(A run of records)
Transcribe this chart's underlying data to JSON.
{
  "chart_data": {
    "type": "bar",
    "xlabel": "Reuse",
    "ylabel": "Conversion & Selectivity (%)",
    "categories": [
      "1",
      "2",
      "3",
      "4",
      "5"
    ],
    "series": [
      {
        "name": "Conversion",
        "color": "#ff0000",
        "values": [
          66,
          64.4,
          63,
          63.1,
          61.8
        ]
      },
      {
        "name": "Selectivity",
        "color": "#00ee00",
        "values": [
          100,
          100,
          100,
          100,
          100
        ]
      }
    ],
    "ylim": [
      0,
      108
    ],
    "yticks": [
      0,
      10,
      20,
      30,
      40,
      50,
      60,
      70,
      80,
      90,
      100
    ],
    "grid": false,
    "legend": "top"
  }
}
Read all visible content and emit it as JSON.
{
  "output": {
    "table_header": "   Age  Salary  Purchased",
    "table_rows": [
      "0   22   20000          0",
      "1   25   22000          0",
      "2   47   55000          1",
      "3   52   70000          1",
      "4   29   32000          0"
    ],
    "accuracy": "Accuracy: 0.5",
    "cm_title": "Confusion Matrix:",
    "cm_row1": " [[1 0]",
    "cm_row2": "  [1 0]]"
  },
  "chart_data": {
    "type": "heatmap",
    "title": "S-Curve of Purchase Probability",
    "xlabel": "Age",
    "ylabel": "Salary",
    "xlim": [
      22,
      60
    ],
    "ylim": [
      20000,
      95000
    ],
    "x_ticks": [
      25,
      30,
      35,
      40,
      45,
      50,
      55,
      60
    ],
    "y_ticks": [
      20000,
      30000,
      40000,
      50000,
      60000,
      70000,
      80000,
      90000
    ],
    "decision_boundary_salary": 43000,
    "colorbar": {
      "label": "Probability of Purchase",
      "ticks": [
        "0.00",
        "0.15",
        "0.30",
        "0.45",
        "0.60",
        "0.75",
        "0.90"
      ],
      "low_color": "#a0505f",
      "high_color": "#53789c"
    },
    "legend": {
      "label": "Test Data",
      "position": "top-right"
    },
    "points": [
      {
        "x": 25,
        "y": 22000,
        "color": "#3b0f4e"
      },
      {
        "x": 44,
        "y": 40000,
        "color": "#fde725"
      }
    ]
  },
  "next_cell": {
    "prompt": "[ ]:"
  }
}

§ **Required task**: Pull out every line in the data above that has the word "ylabel".

§ **Output of the task**:
    "ylabel": "Conversion & Selectivity (%)",
    "ylabel": "Salary",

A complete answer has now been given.